-- THE REQUEST --
Copy out each line below that has the word "artists" in it.

[Dataset listings of figures]

## BEGIN

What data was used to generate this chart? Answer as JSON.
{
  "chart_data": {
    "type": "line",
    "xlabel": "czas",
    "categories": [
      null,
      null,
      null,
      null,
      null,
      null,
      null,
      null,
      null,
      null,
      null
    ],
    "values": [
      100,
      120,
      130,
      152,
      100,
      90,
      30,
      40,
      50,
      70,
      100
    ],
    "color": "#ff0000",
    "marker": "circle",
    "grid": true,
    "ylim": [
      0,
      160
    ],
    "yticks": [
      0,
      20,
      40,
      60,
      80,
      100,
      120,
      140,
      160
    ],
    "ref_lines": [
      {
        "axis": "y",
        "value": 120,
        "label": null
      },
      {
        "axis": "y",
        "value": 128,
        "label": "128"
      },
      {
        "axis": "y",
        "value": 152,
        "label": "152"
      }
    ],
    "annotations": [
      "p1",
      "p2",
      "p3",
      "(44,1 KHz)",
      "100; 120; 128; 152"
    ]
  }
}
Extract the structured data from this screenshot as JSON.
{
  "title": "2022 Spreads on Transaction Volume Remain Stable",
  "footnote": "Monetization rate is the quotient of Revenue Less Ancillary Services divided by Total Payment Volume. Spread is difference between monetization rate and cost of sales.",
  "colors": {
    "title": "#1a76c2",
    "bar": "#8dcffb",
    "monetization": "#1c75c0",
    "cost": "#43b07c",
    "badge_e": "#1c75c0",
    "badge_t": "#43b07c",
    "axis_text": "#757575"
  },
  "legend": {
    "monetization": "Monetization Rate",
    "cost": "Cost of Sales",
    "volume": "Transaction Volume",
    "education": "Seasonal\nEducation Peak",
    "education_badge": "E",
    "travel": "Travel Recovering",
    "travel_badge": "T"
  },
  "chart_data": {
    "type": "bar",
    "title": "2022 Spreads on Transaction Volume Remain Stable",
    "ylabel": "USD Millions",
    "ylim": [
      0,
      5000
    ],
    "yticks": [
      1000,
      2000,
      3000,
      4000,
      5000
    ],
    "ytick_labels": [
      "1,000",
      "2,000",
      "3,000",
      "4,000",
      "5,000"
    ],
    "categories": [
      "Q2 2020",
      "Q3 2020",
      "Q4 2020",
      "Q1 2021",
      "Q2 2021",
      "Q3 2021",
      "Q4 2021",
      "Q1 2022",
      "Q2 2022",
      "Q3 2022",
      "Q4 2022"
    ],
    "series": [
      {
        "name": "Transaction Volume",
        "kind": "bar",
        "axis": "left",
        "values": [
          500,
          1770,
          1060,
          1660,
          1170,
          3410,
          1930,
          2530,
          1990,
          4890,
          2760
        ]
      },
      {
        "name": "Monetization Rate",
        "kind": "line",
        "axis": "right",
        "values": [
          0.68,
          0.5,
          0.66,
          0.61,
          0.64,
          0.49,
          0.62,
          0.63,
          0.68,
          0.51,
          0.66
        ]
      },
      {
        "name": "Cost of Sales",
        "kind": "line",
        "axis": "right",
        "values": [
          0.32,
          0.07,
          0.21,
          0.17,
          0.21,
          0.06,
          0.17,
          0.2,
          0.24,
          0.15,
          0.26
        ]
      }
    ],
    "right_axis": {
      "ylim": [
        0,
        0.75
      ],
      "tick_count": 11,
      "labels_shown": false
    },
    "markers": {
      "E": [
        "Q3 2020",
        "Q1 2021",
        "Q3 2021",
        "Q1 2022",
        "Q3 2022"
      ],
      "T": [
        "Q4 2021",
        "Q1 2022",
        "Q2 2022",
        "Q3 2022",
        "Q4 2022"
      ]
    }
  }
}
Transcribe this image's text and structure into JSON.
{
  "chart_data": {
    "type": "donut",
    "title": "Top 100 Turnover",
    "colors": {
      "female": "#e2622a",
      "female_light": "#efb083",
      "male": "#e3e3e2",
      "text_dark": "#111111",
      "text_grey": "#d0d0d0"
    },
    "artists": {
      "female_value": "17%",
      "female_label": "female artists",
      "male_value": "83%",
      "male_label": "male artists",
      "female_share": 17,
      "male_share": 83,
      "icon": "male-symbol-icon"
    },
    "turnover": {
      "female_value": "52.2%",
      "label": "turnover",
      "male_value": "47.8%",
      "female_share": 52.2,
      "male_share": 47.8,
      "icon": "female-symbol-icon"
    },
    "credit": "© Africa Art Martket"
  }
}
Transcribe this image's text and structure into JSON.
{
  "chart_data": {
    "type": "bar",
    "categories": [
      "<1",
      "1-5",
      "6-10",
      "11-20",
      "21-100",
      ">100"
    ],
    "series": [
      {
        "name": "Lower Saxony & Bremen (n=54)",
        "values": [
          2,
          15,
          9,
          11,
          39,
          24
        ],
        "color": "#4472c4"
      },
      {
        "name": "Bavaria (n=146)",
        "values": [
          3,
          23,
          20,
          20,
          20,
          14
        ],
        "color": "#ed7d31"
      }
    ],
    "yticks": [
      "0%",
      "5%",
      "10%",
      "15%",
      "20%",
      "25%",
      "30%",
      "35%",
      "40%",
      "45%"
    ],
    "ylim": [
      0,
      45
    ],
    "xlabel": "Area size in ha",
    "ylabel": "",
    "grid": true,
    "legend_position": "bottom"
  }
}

## END

-- FINAL ANSWER --
    "artists": {
      "female_label": "female artists",
      "male_label": "male artists",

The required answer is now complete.